**Short exercise:**
Carry the profile of photography graduate Alex Hall below forward, picking up right after its final sentence.

**Source:**
Alex Hall
The Edinburgh College of Art photography graduate casting a critical eye over technological progress
Alex Hall’s work first grabbed our attention at the Edinburgh College of Art degree show back in June. The photography graduate’s haunting and poetic ‘Trauma’ series urges us to reflect on the fragility and violence of our increasingly technological landscape. It’s an uncomfortable and thought provoking study of automation, human labour, the future of humanity and — as Alex frankly puts it — “whether we’re headed towards dystopia, and if so, so what?”
“I read a lot about a chosen subject before beginning to take any pictures,” he tells us. It’s a practice heavily grounded in research, that draws from a vast array of disciplines and theoretical backgrounds “from literature … current socio-political concerns, cinema … and even music.” This conceptual grounding forms part of an organic process in which the research creates a kind of “melting pot of concepts and flavours” from which “the project and the most interesting ideas surface from the mass of information.”

**Data excerpts:**
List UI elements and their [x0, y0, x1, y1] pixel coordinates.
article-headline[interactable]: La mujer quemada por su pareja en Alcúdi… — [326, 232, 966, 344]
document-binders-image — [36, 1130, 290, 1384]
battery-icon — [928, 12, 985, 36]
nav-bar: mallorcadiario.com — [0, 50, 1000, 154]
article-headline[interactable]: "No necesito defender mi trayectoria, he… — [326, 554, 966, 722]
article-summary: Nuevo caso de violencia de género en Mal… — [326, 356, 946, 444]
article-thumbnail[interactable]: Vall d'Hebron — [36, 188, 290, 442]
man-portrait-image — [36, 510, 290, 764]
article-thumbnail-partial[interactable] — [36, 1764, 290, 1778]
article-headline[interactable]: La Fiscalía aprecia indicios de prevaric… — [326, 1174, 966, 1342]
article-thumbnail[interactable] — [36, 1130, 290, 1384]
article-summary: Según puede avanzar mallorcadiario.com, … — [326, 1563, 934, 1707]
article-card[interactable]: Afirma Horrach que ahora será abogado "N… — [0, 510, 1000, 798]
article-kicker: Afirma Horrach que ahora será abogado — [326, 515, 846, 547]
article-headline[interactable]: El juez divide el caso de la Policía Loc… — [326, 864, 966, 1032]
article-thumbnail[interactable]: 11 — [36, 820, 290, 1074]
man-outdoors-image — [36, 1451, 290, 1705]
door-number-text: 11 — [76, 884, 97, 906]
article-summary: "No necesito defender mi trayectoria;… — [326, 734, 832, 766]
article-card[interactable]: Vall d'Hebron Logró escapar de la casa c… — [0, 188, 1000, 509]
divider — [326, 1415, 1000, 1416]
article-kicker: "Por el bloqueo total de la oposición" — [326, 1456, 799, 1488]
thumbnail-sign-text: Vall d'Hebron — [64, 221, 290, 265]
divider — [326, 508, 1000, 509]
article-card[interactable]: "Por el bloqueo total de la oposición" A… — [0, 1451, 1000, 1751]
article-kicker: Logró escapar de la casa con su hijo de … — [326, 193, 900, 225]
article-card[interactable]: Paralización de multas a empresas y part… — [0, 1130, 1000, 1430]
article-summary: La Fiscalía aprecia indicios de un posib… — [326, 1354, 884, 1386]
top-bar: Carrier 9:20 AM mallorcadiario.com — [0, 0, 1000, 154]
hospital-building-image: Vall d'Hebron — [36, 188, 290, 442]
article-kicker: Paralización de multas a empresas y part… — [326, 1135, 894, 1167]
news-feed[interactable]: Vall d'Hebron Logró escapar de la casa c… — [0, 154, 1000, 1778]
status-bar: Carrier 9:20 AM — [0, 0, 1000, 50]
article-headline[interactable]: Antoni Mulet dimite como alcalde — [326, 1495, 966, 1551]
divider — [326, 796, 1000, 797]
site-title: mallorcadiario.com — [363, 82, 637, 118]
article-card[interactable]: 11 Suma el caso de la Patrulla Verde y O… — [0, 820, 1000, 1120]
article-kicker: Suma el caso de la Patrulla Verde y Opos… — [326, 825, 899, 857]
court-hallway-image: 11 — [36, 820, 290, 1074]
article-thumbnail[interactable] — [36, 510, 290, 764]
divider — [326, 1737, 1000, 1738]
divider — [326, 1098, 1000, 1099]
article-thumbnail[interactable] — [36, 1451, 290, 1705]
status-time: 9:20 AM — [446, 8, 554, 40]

**Written answer:**
Alex’s decision to pursue photography stemmed from a realisation that he’d “rather wander and explore the outside world than explore my mind while sitting at a desk or working at a canvas.” It was this impulse to explore which lead him to discover the site that became the subject of ‘Trauma’. “It was only when accidentally stumbling on a scrapyard of cars that I realised I had found a subject that could bind all these ideas,” he explains. This location — “a Fordist graveyard for an industrial age, where airbags loll like dead tongues from dashboards” — could finally make tangible the technological acceleration and social upheaval that he’d been studying.
Capturing the site became a strict and precise procedure, the Hasselblad 6×6 camera and mounted flash injecting the images with a harsh, almost forensic tone. The rigidity of this process was vital in “establishing a sense of repetition, the idea of endless manufacture that spills out into our lives and our physical environments.” Echoing the never-ending march of contemporary mechanical and informational production that lies at the heart of automation, the unnerving repetition urges us to reflect on the precarity and violence it ushers in. Ultimately, by capturing these ghostly shells of scrapped cars, he urges us to consider what bodies might me disposed of next in our ceaseless pursuit of progress.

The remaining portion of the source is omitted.